◆ **Problem**
Show every line where "Beginner" occurs.

☆ ☆ ☆

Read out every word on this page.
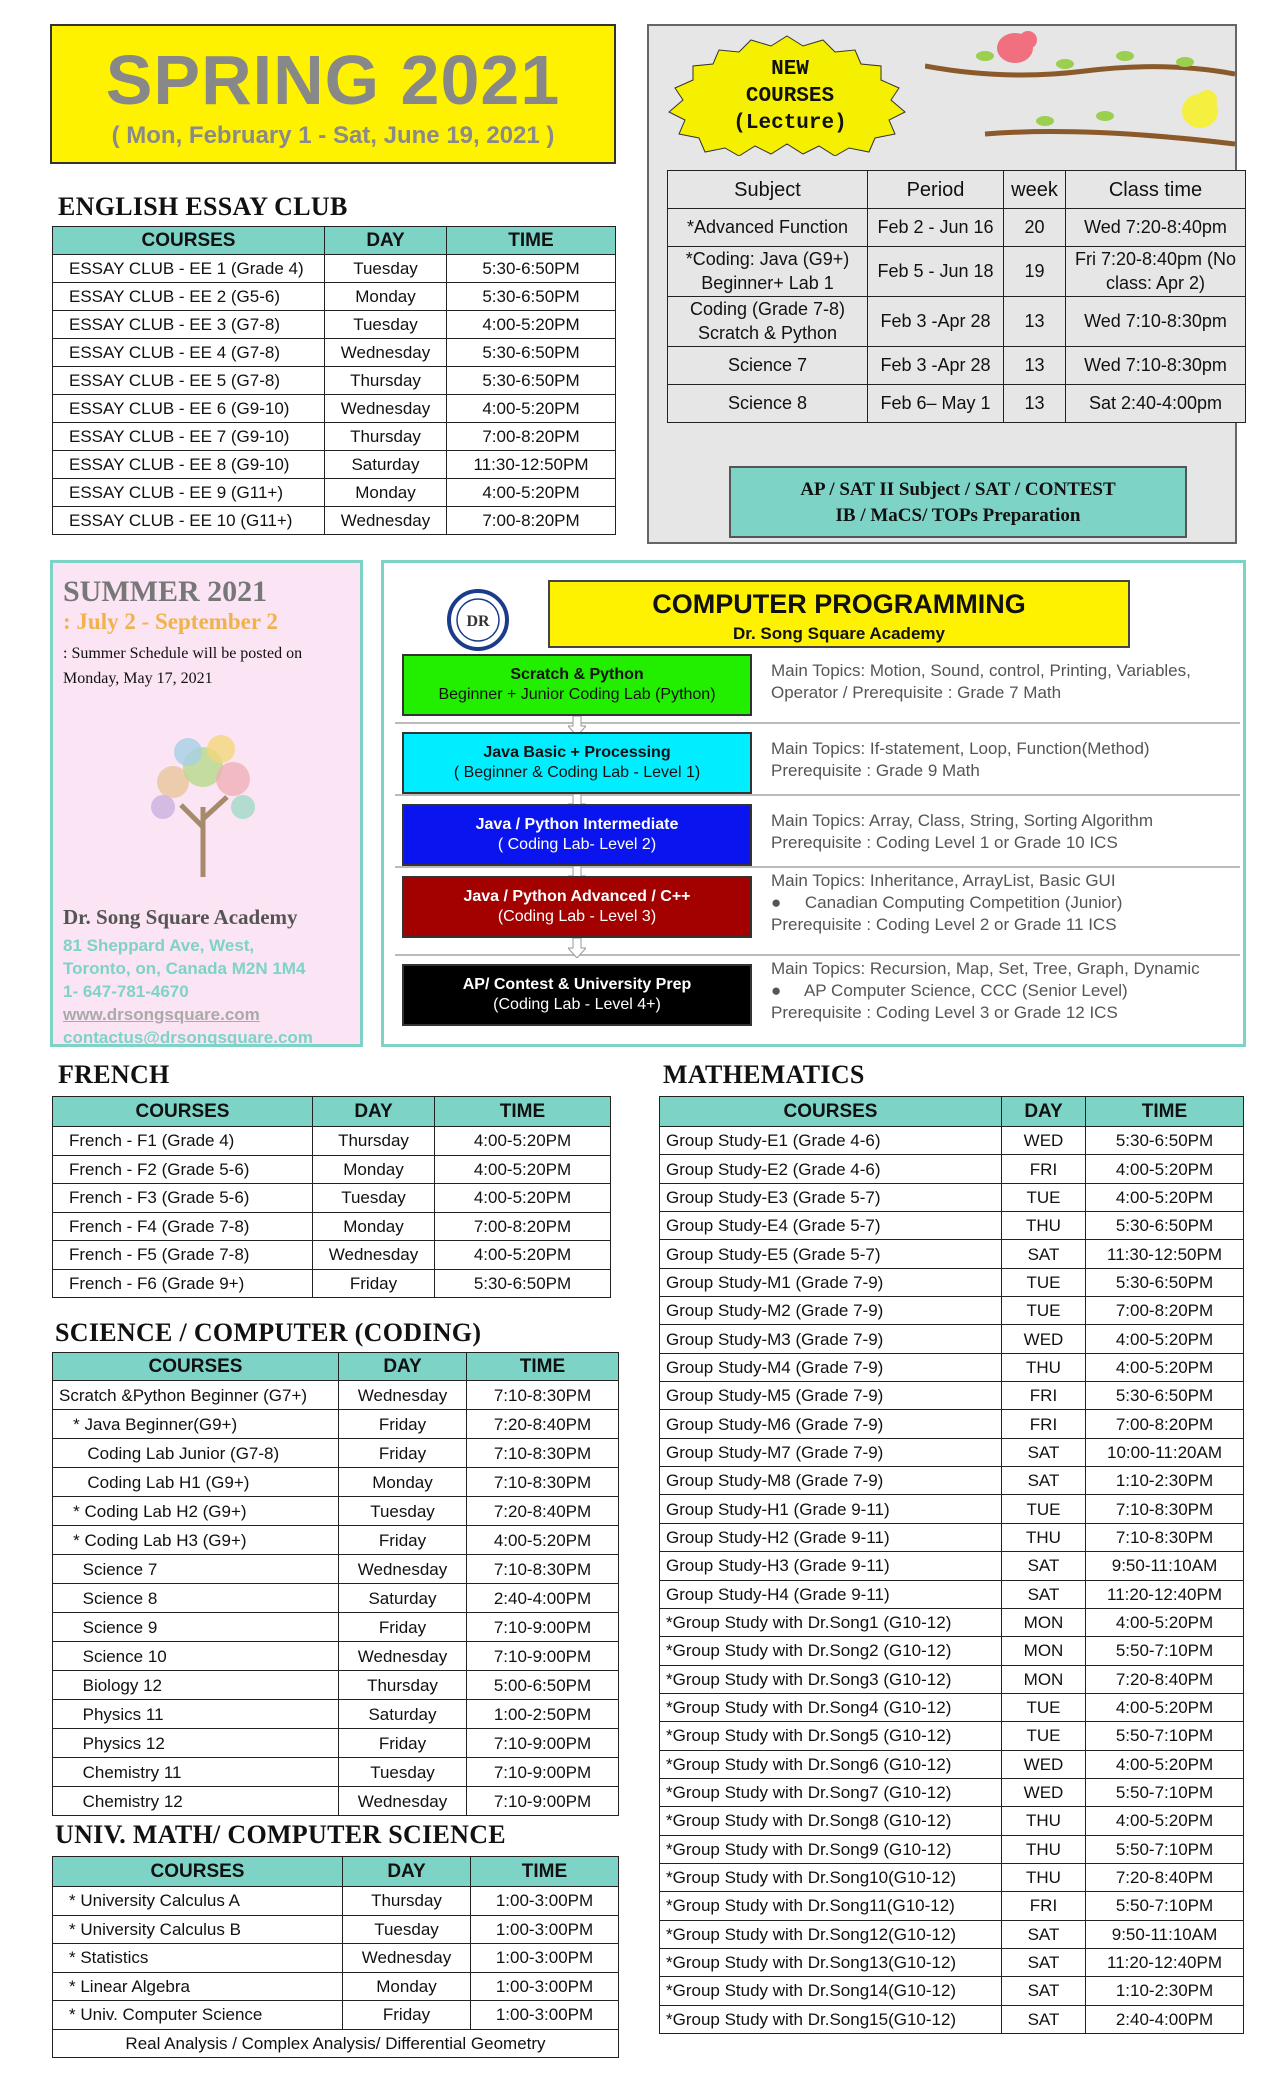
SPRING 2021
( Mon, February 1 - Sat, June 19, 2021 )
ENGLISH ESSAY CLUB
COURSES	DAY	TIME
ESSAY CLUB - EE 1 (Grade 4)	Tuesday	5:30-6:50PM
ESSAY CLUB - EE 2 (G5-6)	Monday	5:30-6:50PM
ESSAY CLUB - EE 3 (G7-8)	Tuesday	4:00-5:20PM
ESSAY CLUB - EE 4 (G7-8)	Wednesday	5:30-6:50PM
ESSAY CLUB - EE 5 (G7-8)	Thursday	5:30-6:50PM
ESSAY CLUB - EE 6 (G9-10)	Wednesday	4:00-5:20PM
ESSAY CLUB - EE 7 (G9-10)	Thursday	7:00-8:20PM
ESSAY CLUB - EE 8 (G9-10)	Saturday	11:30-12:50PM
ESSAY CLUB - EE 9 (G11+)	Monday	4:00-5:20PM
ESSAY CLUB - EE 10 (G11+)	Wednesday	7:00-8:20PM
NEW
COURSES
(Lecture)
Subject	Period	week	Class time
*Advanced Function	Feb 2 - Jun 16	20	Wed 7:20-8:40pm
*Coding: Java (G9+) Beginner+ Lab 1	Feb 5 - Jun 18	19	Fri 7:20-8:40pm (No class: Apr 2)
Coding (Grade 7-8) Scratch & Python	Feb 3 -Apr 28	13	Wed 7:10-8:30pm
Science 7	Feb 3 -Apr 28	13	Wed 7:10-8:30pm
Science 8	Feb 6– May 1	13	Sat 2:40-4:00pm
AP / SAT II Subject / SAT / CONTEST
IB / MaCS/ TOPs Preparation
SUMMER 2021
: July 2 - September 2
: Summer Schedule will be posted on Monday, May 17, 2021
Dr. Song Square Academy
81 Sheppard Ave, West,
Toronto, on, Canada M2N 1M4
1- 647-781-4670
www.drsongsquare.com
contactus@drsongsquare.com
DR
COMPUTER PROGRAMMING
Dr. Song Square Academy
Scratch & Python
Beginner + Junior Coding Lab (Python)
Main Topics: Motion, Sound, control, Printing, Variables,
Operator / Prerequisite : Grade 7 Math
Java Basic + Processing
( Beginner & Coding Lab - Level 1)
Main Topics: If-statement, Loop, Function(Method)
Prerequisite : Grade 9 Math
Java / Python Intermediate
( Coding Lab- Level 2)
Main Topics: Array, Class, String, Sorting Algorithm
Prerequisite : Coding Level 1 or Grade 10 ICS
Java / Python Advanced / C++
(Coding Lab - Level 3)
Main Topics: Inheritance, ArrayList, Basic GUI
●     Canadian Computing Competition (Junior)
Prerequisite : Coding Level 2 or Grade 11 ICS
AP/ Contest & University Prep
(Coding Lab - Level 4+)
Main Topics: Recursion, Map, Set, Tree, Graph, Dynamic
●     AP Computer Science, CCC (Senior Level)
Prerequisite : Coding Level 3 or Grade 12 ICS
FRENCH
COURSES	DAY	TIME
French - F1 (Grade 4)	Thursday	4:00-5:20PM
French - F2 (Grade 5-6)	Monday	4:00-5:20PM
French - F3 (Grade 5-6)	Tuesday	4:00-5:20PM
French - F4 (Grade 7-8)	Monday	7:00-8:20PM
French - F5 (Grade 7-8)	Wednesday	4:00-5:20PM
French - F6 (Grade 9+)	Friday	5:30-6:50PM
SCIENCE / COMPUTER (CODING)
COURSES	DAY	TIME
Scratch &Python Beginner (G7+)	Wednesday	7:10-8:30PM
* Java Beginner(G9+)	Friday	7:20-8:40PM
Coding Lab Junior (G7-8)	Friday	7:10-8:30PM
Coding Lab H1 (G9+)	Monday	7:10-8:30PM
* Coding Lab H2 (G9+)	Tuesday	7:20-8:40PM
* Coding Lab H3 (G9+)	Friday	4:00-5:20PM
Science 7	Wednesday	7:10-8:30PM
Science 8	Saturday	2:40-4:00PM
Science 9	Friday	7:10-9:00PM
Science 10	Wednesday	7:10-9:00PM
Biology 12	Thursday	5:00-6:50PM
Physics 11	Saturday	1:00-2:50PM
Physics 12	Friday	7:10-9:00PM
Chemistry 11	Tuesday	7:10-9:00PM
Chemistry 12	Wednesday	7:10-9:00PM
UNIV. MATH/ COMPUTER SCIENCE
COURSES	DAY	TIME
* University Calculus A	Thursday	1:00-3:00PM
* University Calculus B	Tuesday	1:00-3:00PM
* Statistics	Wednesday	1:00-3:00PM
* Linear Algebra	Monday	1:00-3:00PM
* Univ. Computer Science	Friday	1:00-3:00PM
Real Analysis / Complex Analysis/ Differential Geometry		
MATHEMATICS
COURSES	DAY	TIME
Group Study-E1 (Grade 4-6)	WED	5:30-6:50PM
Group Study-E2 (Grade 4-6)	FRI	4:00-5:20PM
Group Study-E3 (Grade 5-7)	TUE	4:00-5:20PM
Group Study-E4 (Grade 5-7)	THU	5:30-6:50PM
Group Study-E5 (Grade 5-7)	SAT	11:30-12:50PM
Group Study-M1 (Grade 7-9)	TUE	5:30-6:50PM
Group Study-M2 (Grade 7-9)	TUE	7:00-8:20PM
Group Study-M3 (Grade 7-9)	WED	4:00-5:20PM
Group Study-M4 (Grade 7-9)	THU	4:00-5:20PM
Group Study-M5 (Grade 7-9)	FRI	5:30-6:50PM
Group Study-M6 (Grade 7-9)	FRI	7:00-8:20PM
Group Study-M7 (Grade 7-9)	SAT	10:00-11:20AM
Group Study-M8 (Grade 7-9)	SAT	1:10-2:30PM
Group Study-H1 (Grade 9-11)	TUE	7:10-8:30PM
Group Study-H2 (Grade 9-11)	THU	7:10-8:30PM
Group Study-H3 (Grade 9-11)	SAT	9:50-11:10AM
Group Study-H4 (Grade 9-11)	SAT	11:20-12:40PM
*Group Study with Dr.Song1 (G10-12)	MON	4:00-5:20PM
*Group Study with Dr.Song2 (G10-12)	MON	5:50-7:10PM
*Group Study with Dr.Song3 (G10-12)	MON	7:20-8:40PM
*Group Study with Dr.Song4 (G10-12)	TUE	4:00-5:20PM
*Group Study with Dr.Song5 (G10-12)	TUE	5:50-7:10PM
*Group Study with Dr.Song6 (G10-12)	WED	4:00-5:20PM
*Group Study with Dr.Song7 (G10-12)	WED	5:50-7:10PM
*Group Study with Dr.Song8 (G10-12)	THU	4:00-5:20PM
*Group Study with Dr.Song9 (G10-12)	THU	5:50-7:10PM
*Group Study with Dr.Song10(G10-12)	THU	7:20-8:40PM
*Group Study with Dr.Song11(G10-12)	FRI	5:50-7:10PM
*Group Study with Dr.Song12(G10-12)	SAT	9:50-11:10AM
*Group Study with Dr.Song13(G10-12)	SAT	11:20-12:40PM
*Group Study with Dr.Song14(G10-12)	SAT	1:10-2:30PM
*Group Study with Dr.Song15(G10-12)	SAT	2:40-4:00PM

☆ ☆ ☆

◆ **Output below**
*Coding: Java (G9+) Beginner+ Lab 1	Feb 5 - Jun 18	19	Fri 7:20-8:40pm (No class: Apr 2)
Beginner + Junior Coding Lab (Python)
( Beginner & Coding Lab - Level 1)
Scratch &Python Beginner (G7+)	Wednesday	7:10-8:30PM
* Java Beginner(G9+)	Friday	7:20-8:40PM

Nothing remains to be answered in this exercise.